* [Extracted data]:

######

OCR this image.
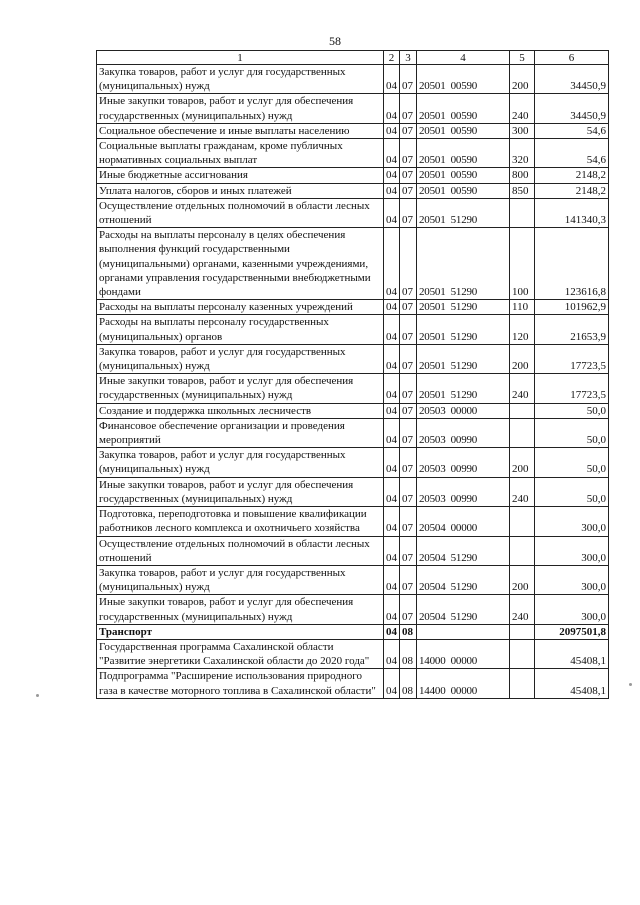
58
1	2	3	4	5	6
Закупка товаров, работ и услуг для государственных (муниципальных) нужд	04	07	20501  00590	200	34450,9
Иные закупки товаров, работ и услуг для обеспечения государственных (муниципальных) нужд	04	07	20501  00590	240	34450,9
Социальное обеспечение и иные выплаты населению	04	07	20501  00590	300	54,6
Социальные выплаты гражданам, кроме публичных нормативных социальных выплат	04	07	20501  00590	320	54,6
Иные бюджетные ассигнования	04	07	20501  00590	800	2148,2
Уплата налогов, сборов и иных платежей	04	07	20501  00590	850	2148,2
Осуществление отдельных полномочий в области лесных отношений	04	07	20501  51290		141340,3
Расходы на выплаты персоналу в целях обеспечения выполнения функций государственными (муниципальными) органами, казенными учреждениями, органами управления государственными внебюджетными фондами	04	07	20501  51290	100	123616,8
Расходы на выплаты персоналу казенных учреждений	04	07	20501  51290	110	101962,9
Расходы на выплаты персоналу государственных (муниципальных) органов	04	07	20501  51290	120	21653,9
Закупка товаров, работ и услуг для государственных (муниципальных) нужд	04	07	20501  51290	200	17723,5
Иные закупки товаров, работ и услуг для обеспечения государственных (муниципальных) нужд	04	07	20501  51290	240	17723,5
Создание и поддержка школьных лесничеств	04	07	20503  00000		50,0
Финансовое обеспечение организации и проведения мероприятий	04	07	20503  00990		50,0
Закупка товаров, работ и услуг для государственных (муниципальных) нужд	04	07	20503  00990	200	50,0
Иные закупки товаров, работ и услуг для обеспечения государственных (муниципальных) нужд	04	07	20503  00990	240	50,0
Подготовка, переподготовка и повышение квалификации работников лесного комплекса и охотничьего хозяйства	04	07	20504  00000		300,0
Осуществление отдельных полномочий в области лесных отношений	04	07	20504  51290		300,0
Закупка товаров, работ и услуг для государственных (муниципальных) нужд	04	07	20504  51290	200	300,0
Иные закупки товаров, работ и услуг для обеспечения государственных (муниципальных) нужд	04	07	20504  51290	240	300,0
Транспорт	04	08			2097501,8
Государственная программа Сахалинской области "Развитие энергетики Сахалинской области до 2020 года"	04	08	14000  00000		45408,1
Подпрограмма "Расширение использования природного газа в качестве моторного топлива в Сахалинской области"	04	08	14400  00000		45408,1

######

* [Exercise requirements]:
Copy every line above that includes the string "выплаты".

* [Full answer]:
Социальное обеспечение и иные выплаты населению	04	07	20501  00590	300	54,6
Социальные выплаты гражданам, кроме публичных нормативных социальных выплат	04	07	20501  00590	320	54,6
Расходы на выплаты персоналу в целях обеспечения выполнения функций государственными (муниципальными) органами, казенными учреждениями, органами управления государственными внебюджетными фондами	04	07	20501  51290	100	123616,8
Расходы на выплаты персоналу казенных учреждений	04	07	20501  51290	110	101962,9
Расходы на выплаты персоналу государственных (муниципальных) органов	04	07	20501  51290	120	21653,9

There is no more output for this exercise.